Goal of the exercise:
Exactly as given, repeat all of the entries.

Provided material:
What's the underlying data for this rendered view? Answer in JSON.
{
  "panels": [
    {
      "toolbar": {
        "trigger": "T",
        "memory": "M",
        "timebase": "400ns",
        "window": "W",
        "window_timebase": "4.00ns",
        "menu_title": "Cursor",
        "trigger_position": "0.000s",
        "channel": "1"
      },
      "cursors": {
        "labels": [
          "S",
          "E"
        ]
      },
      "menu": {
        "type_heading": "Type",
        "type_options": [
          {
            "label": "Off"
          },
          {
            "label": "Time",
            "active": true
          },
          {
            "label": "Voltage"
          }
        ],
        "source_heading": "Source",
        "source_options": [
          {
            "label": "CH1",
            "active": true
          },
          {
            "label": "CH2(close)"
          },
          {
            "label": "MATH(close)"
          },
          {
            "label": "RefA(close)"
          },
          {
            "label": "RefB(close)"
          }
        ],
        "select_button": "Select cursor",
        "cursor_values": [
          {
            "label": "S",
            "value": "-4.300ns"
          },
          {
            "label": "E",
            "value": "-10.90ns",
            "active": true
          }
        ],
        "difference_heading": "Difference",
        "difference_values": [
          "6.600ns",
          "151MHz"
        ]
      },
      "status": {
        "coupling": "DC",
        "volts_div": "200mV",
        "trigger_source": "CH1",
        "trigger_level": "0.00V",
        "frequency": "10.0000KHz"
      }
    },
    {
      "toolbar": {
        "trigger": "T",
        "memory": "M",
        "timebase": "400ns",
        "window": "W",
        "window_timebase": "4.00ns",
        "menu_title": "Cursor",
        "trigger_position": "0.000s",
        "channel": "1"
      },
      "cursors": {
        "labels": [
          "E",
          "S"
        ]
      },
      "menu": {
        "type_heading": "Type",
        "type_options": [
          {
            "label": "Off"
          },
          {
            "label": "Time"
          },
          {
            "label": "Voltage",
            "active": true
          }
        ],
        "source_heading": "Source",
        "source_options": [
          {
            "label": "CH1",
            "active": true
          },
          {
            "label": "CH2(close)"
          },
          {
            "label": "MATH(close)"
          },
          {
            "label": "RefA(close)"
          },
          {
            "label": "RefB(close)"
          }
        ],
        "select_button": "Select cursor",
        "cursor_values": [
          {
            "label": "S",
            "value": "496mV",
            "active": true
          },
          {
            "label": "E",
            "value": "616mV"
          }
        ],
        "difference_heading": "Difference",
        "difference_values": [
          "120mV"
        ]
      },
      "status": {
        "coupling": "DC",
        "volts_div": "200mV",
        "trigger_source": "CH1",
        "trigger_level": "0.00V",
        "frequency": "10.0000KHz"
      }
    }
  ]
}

Correct response:
What's the underlying data for this rendered view? Answer in JSON.
{
  "panels": [
    {
      "toolbar": {
        "trigger": "T",
        "memory": "M",
        "timebase": "400ns",
        "window": "W",
        "window_timebase": "4.00ns",
        "menu_title": "Cursor",
        "trigger_position": "0.000s",
        "channel": "1"
      },
      "cursors": {
        "labels": [
          "S",
          "E"
        ]
      },
      "menu": {
        "type_heading": "Type",
        "type_options": [
          {
            "label": "Off"
          },
          {
            "label": "Time",
            "active": true
          },
          {
            "label": "Voltage"
          }
        ],
        "source_heading": "Source",
        "source_options": [
          {
            "label": "CH1",
            "active": true
          },
          {
            "label": "CH2(close)"
          },
          {
            "label": "MATH(close)"
          },
          {
            "label": "RefA(close)"
          },
          {
            "label": "RefB(close)"
          }
        ],
        "select_button": "Select cursor",
        "cursor_values": [
          {
            "label": "S",
            "value": "-4.300ns"
          },
          {
            "label": "E",
            "value": "-10.90ns",
            "active": true
          }
        ],
        "difference_heading": "Difference",
        "difference_values": [
          "6.600ns",
          "151MHz"
        ]
      },
      "status": {
        "coupling": "DC",
        "volts_div": "200mV",
        "trigger_source": "CH1",
        "trigger_level": "0.00V",
        "frequency": "10.0000KHz"
      }
    },
    {
      "toolbar": {
        "trigger": "T",
        "memory": "M",
        "timebase": "400ns",
        "window": "W",
        "window_timebase": "4.00ns",
        "menu_title": "Cursor",
        "trigger_position": "0.000s",
        "channel": "1"
      },
      "cursors": {
        "labels": [
          "E",
          "S"
        ]
      },
      "menu": {
        "type_heading": "Type",
        "type_options": [
          {
            "label": "Off"
          },
          {
            "label": "Time"
          },
          {
            "label": "Voltage",
            "active": true
          }
        ],
        "source_heading": "Source",
        "source_options": [
          {
            "label": "CH1",
            "active": true
          },
          {
            "label": "CH2(close)"
          },
          {
            "label": "MATH(close)"
          },
          {
            "label": "RefA(close)"
          },
          {
            "label": "RefB(close)"
          }
        ],
        "select_button": "Select cursor",
        "cursor_values": [
          {
            "label": "S",
            "value": "496mV",
            "active": true
          },
          {
            "label": "E",
            "value": "616mV"
          }
        ],
        "difference_heading": "Difference",
        "difference_values": [
          "120mV"
        ]
      },
      "status": {
        "coupling": "DC",
        "volts_div": "200mV",
        "trigger_source": "CH1",
        "trigger_level": "0.00V",
        "frequency": "10.0000KHz"
      }
    }
  ]
}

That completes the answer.